Given data:

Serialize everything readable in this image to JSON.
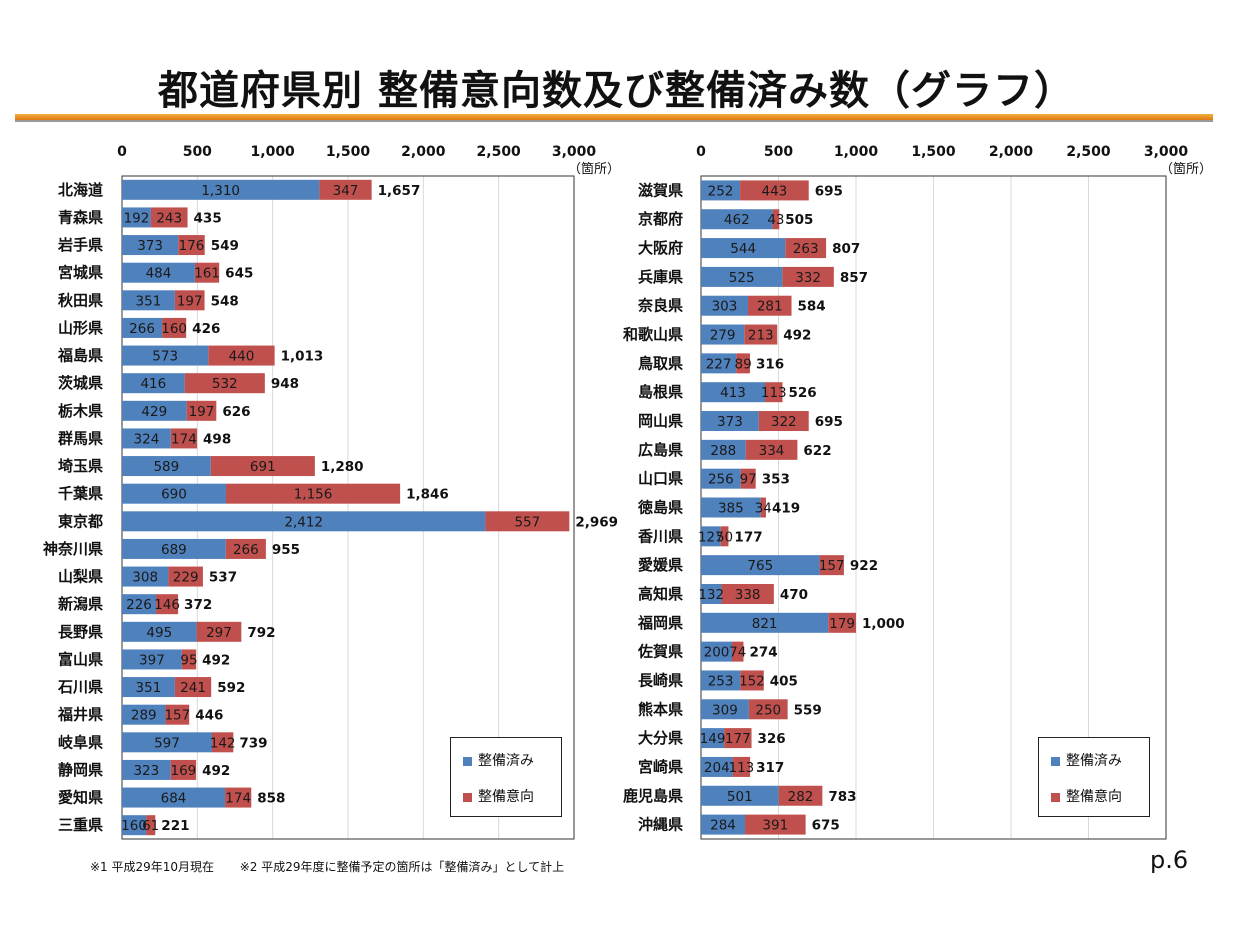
{
  "title": "都道府県別 整備意向数及び整備済み数（グラフ）",
  "colors": {
    "done": "#4f81bd",
    "intent": "#c0504d"
  },
  "legend": {
    "done_label": "整備済み",
    "intent_label": "整備意向"
  },
  "footnote": {
    "note1": "※1 平成29年10月現在",
    "note2": "※2 平成29年度に整備予定の箇所は「整備済み」として計上"
  },
  "page_number": "p.6",
  "chart_data": [
    {
      "type": "bar",
      "orientation": "horizontal",
      "stacked": true,
      "unit": "（箇所）",
      "xlim": [
        0,
        3000
      ],
      "ticks": [
        0,
        500,
        1000,
        1500,
        2000,
        2500,
        3000
      ],
      "tick_labels": [
        "0",
        "500",
        "1,000",
        "1,500",
        "2,000",
        "2,500",
        "3,000"
      ],
      "categories": [
        "北海道",
        "青森県",
        "岩手県",
        "宮城県",
        "秋田県",
        "山形県",
        "福島県",
        "茨城県",
        "栃木県",
        "群馬県",
        "埼玉県",
        "千葉県",
        "東京都",
        "神奈川県",
        "山梨県",
        "新潟県",
        "長野県",
        "富山県",
        "石川県",
        "福井県",
        "岐阜県",
        "静岡県",
        "愛知県",
        "三重県"
      ],
      "series": [
        {
          "name": "整備済み",
          "values": [
            1310,
            192,
            373,
            484,
            351,
            266,
            573,
            416,
            429,
            324,
            589,
            690,
            2412,
            689,
            308,
            226,
            495,
            397,
            351,
            289,
            597,
            323,
            684,
            160
          ]
        },
        {
          "name": "整備意向",
          "values": [
            347,
            243,
            176,
            161,
            197,
            160,
            440,
            532,
            197,
            174,
            691,
            1156,
            557,
            266,
            229,
            146,
            297,
            95,
            241,
            157,
            142,
            169,
            174,
            61
          ]
        }
      ],
      "totals": [
        1657,
        435,
        549,
        645,
        548,
        426,
        1013,
        948,
        626,
        498,
        1280,
        1846,
        2969,
        955,
        537,
        372,
        792,
        492,
        592,
        446,
        739,
        492,
        858,
        221
      ]
    },
    {
      "type": "bar",
      "orientation": "horizontal",
      "stacked": true,
      "unit": "（箇所）",
      "xlim": [
        0,
        3000
      ],
      "ticks": [
        0,
        500,
        1000,
        1500,
        2000,
        2500,
        3000
      ],
      "tick_labels": [
        "0",
        "500",
        "1,000",
        "1,500",
        "2,000",
        "2,500",
        "3,000"
      ],
      "categories": [
        "滋賀県",
        "京都府",
        "大阪府",
        "兵庫県",
        "奈良県",
        "和歌山県",
        "鳥取県",
        "島根県",
        "岡山県",
        "広島県",
        "山口県",
        "徳島県",
        "香川県",
        "愛媛県",
        "高知県",
        "福岡県",
        "佐賀県",
        "長崎県",
        "熊本県",
        "大分県",
        "宮崎県",
        "鹿児島県",
        "沖縄県"
      ],
      "series": [
        {
          "name": "整備済み",
          "values": [
            252,
            462,
            544,
            525,
            303,
            279,
            227,
            413,
            373,
            288,
            256,
            385,
            127,
            765,
            132,
            821,
            200,
            253,
            309,
            149,
            204,
            501,
            284
          ]
        },
        {
          "name": "整備意向",
          "values": [
            443,
            43,
            263,
            332,
            281,
            213,
            89,
            113,
            322,
            334,
            97,
            34,
            50,
            157,
            338,
            179,
            74,
            152,
            250,
            177,
            113,
            282,
            391
          ]
        }
      ],
      "totals": [
        695,
        505,
        807,
        857,
        584,
        492,
        316,
        526,
        695,
        622,
        353,
        419,
        177,
        922,
        470,
        1000,
        274,
        405,
        559,
        326,
        317,
        783,
        675
      ]
    }
  ]
}
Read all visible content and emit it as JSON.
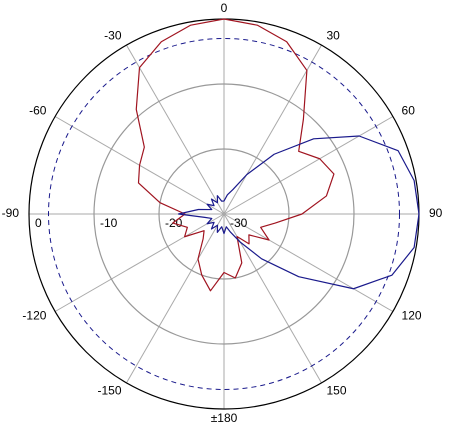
{
  "chart_data": {
    "type": "polar",
    "x": [
      0,
      10,
      20,
      30,
      40,
      50,
      60,
      70,
      80,
      90,
      100,
      110,
      120,
      130,
      140,
      150,
      160,
      170,
      180,
      190,
      200,
      210,
      220,
      230,
      240,
      250,
      260,
      270,
      280,
      290,
      300,
      310,
      320,
      330,
      340,
      350
    ],
    "series": [
      {
        "color": "#a01420",
        "values": [
          0,
          -0.5,
          -1.8,
          -4.5,
          -11,
          -15,
          -13,
          -12,
          -14,
          -18,
          -22,
          -24,
          -22,
          -25,
          -24,
          -26,
          -22,
          -20,
          -21,
          -18,
          -20,
          -22,
          -25,
          -26,
          -23,
          -24,
          -22,
          -24,
          -20,
          -16,
          -15,
          -14,
          -9,
          -4,
          -1.8,
          -0.5
        ]
      },
      {
        "color": "#1a1a8c",
        "values": [
          -28,
          -27,
          -26,
          -23,
          -18,
          -12,
          -6,
          -1.5,
          -0.3,
          0,
          -0.3,
          -2.5,
          -7,
          -15,
          -21,
          -25,
          -27,
          -28,
          -27,
          -28,
          -27,
          -28,
          -27,
          -28,
          -27,
          -28,
          -27,
          -23,
          -26,
          -28,
          -27,
          -28,
          -27,
          -28,
          -27,
          -28
        ]
      }
    ],
    "rlim": [
      -30,
      0
    ],
    "rticks": [
      0,
      -10,
      -20,
      -30
    ],
    "angle_ticks": [
      0,
      30,
      60,
      90,
      120,
      150,
      {
        "value": 180,
        "label": "±180"
      },
      -150,
      -120,
      -90,
      -60,
      -30
    ],
    "dashed_circle": -3,
    "grid": true
  }
}
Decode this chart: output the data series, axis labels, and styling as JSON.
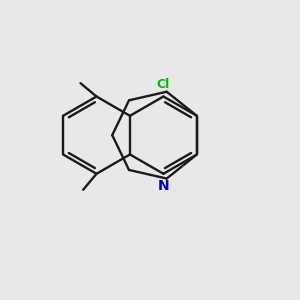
{
  "bg_color": "#e8e8e8",
  "bond_color": "#1a1a1a",
  "cl_color": "#00bb00",
  "n_color": "#0000cc",
  "line_width": 1.7,
  "fig_size": [
    3.0,
    3.0
  ],
  "dpi": 100,
  "xlim": [
    0,
    10
  ],
  "ylim": [
    0,
    10
  ]
}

Exercise instructions: Leave out the pictures and copy every record above exactly.

Correct response:
Serialize everything readable in this image to JSON.
{
  "title": "都道府県別 整備意向数及び整備済み数（グラフ）",
  "colors": {
    "done": "#4f81bd",
    "intent": "#c0504d"
  },
  "legend": {
    "done_label": "整備済み",
    "intent_label": "整備意向"
  },
  "footnote": {
    "note1": "※1 平成29年10月現在",
    "note2": "※2 平成29年度に整備予定の箇所は「整備済み」として計上"
  },
  "page_number": "p.6",
  "chart_data": [
    {
      "type": "bar",
      "orientation": "horizontal",
      "stacked": true,
      "unit": "（箇所）",
      "xlim": [
        0,
        3000
      ],
      "ticks": [
        0,
        500,
        1000,
        1500,
        2000,
        2500,
        3000
      ],
      "tick_labels": [
        "0",
        "500",
        "1,000",
        "1,500",
        "2,000",
        "2,500",
        "3,000"
      ],
      "categories": [
        "北海道",
        "青森県",
        "岩手県",
        "宮城県",
        "秋田県",
        "山形県",
        "福島県",
        "茨城県",
        "栃木県",
        "群馬県",
        "埼玉県",
        "千葉県",
        "東京都",
        "神奈川県",
        "山梨県",
        "新潟県",
        "長野県",
        "富山県",
        "石川県",
        "福井県",
        "岐阜県",
        "静岡県",
        "愛知県",
        "三重県"
      ],
      "series": [
        {
          "name": "整備済み",
          "values": [
            1310,
            192,
            373,
            484,
            351,
            266,
            573,
            416,
            429,
            324,
            589,
            690,
            2412,
            689,
            308,
            226,
            495,
            397,
            351,
            289,
            597,
            323,
            684,
            160
          ]
        },
        {
          "name": "整備意向",
          "values": [
            347,
            243,
            176,
            161,
            197,
            160,
            440,
            532,
            197,
            174,
            691,
            1156,
            557,
            266,
            229,
            146,
            297,
            95,
            241,
            157,
            142,
            169,
            174,
            61
          ]
        }
      ],
      "totals": [
        1657,
        435,
        549,
        645,
        548,
        426,
        1013,
        948,
        626,
        498,
        1280,
        1846,
        2969,
        955,
        537,
        372,
        792,
        492,
        592,
        446,
        739,
        492,
        858,
        221
      ]
    },
    {
      "type": "bar",
      "orientation": "horizontal",
      "stacked": true,
      "unit": "（箇所）",
      "xlim": [
        0,
        3000
      ],
      "ticks": [
        0,
        500,
        1000,
        1500,
        2000,
        2500,
        3000
      ],
      "tick_labels": [
        "0",
        "500",
        "1,000",
        "1,500",
        "2,000",
        "2,500",
        "3,000"
      ],
      "categories": [
        "滋賀県",
        "京都府",
        "大阪府",
        "兵庫県",
        "奈良県",
        "和歌山県",
        "鳥取県",
        "島根県",
        "岡山県",
        "広島県",
        "山口県",
        "徳島県",
        "香川県",
        "愛媛県",
        "高知県",
        "福岡県",
        "佐賀県",
        "長崎県",
        "熊本県",
        "大分県",
        "宮崎県",
        "鹿児島県",
        "沖縄県"
      ],
      "series": [
        {
          "name": "整備済み",
          "values": [
            252,
            462,
            544,
            525,
            303,
            279,
            227,
            413,
            373,
            288,
            256,
            385,
            127,
            765,
            132,
            821,
            200,
            253,
            309,
            149,
            204,
            501,
            284
          ]
        },
        {
          "name": "整備意向",
          "values": [
            443,
            43,
            263,
            332,
            281,
            213,
            89,
            113,
            322,
            334,
            97,
            34,
            50,
            157,
            338,
            179,
            74,
            152,
            250,
            177,
            113,
            282,
            391
          ]
        }
      ],
      "totals": [
        695,
        505,
        807,
        857,
        584,
        492,
        316,
        526,
        695,
        622,
        353,
        419,
        177,
        922,
        470,
        1000,
        274,
        405,
        559,
        326,
        317,
        783,
        675
      ]
    }
  ]
}
Read all visible content and emit it as JSON.
{
  "chart_data": {
    "type": "polar",
    "x": [
      0,
      10,
      20,
      30,
      40,
      50,
      60,
      70,
      80,
      90,
      100,
      110,
      120,
      130,
      140,
      150,
      160,
      170,
      180,
      190,
      200,
      210,
      220,
      230,
      240,
      250,
      260,
      270,
      280,
      290,
      300,
      310,
      320,
      330,
      340,
      350
    ],
    "series": [
      {
        "color": "#a01420",
        "values": [
          0,
          -0.5,
          -1.8,
          -4.5,
          -11,
          -15,
          -13,
          -12,
          -14,
          -18,
          -22,
          -24,
          -22,
          -25,
          -24,
          -26,
          -22,
          -20,
          -21,
          -18,
          -20,
          -22,
          -25,
          -26,
          -23,
          -24,
          -22,
          -24,
          -20,
          -16,
          -15,
          -14,
          -9,
          -4,
          -1.8,
          -0.5
        ]
      },
      {
        "color": "#1a1a8c",
        "values": [
          -28,
          -27,
          -26,
          -23,
          -18,
          -12,
          -6,
          -1.5,
          -0.3,
          0,
          -0.3,
          -2.5,
          -7,
          -15,
          -21,
          -25,
          -27,
          -28,
          -27,
          -28,
          -27,
          -28,
          -27,
          -28,
          -27,
          -28,
          -27,
          -23,
          -26,
          -28,
          -27,
          -28,
          -27,
          -28,
          -27,
          -28
        ]
      }
    ],
    "rlim": [
      -30,
      0
    ],
    "rticks": [
      0,
      -10,
      -20,
      -30
    ],
    "angle_ticks": [
      0,
      30,
      60,
      90,
      120,
      150,
      {
        "value": 180,
        "label": "±180"
      },
      -150,
      -120,
      -90,
      -60,
      -30
    ],
    "dashed_circle": -3,
    "grid": true
  }
}
Decode this chart: output the data series, axis labels, and styling as JSON.
{
  "bg_color": "#e8e8e8",
  "bond_color": "#1a1a1a",
  "cl_color": "#00bb00",
  "n_color": "#0000cc",
  "line_width": 1.7,
  "fig_size": [
    3.0,
    3.0
  ],
  "dpi": 100,
  "xlim": [
    0,
    10
  ],
  "ylim": [
    0,
    10
  ]
}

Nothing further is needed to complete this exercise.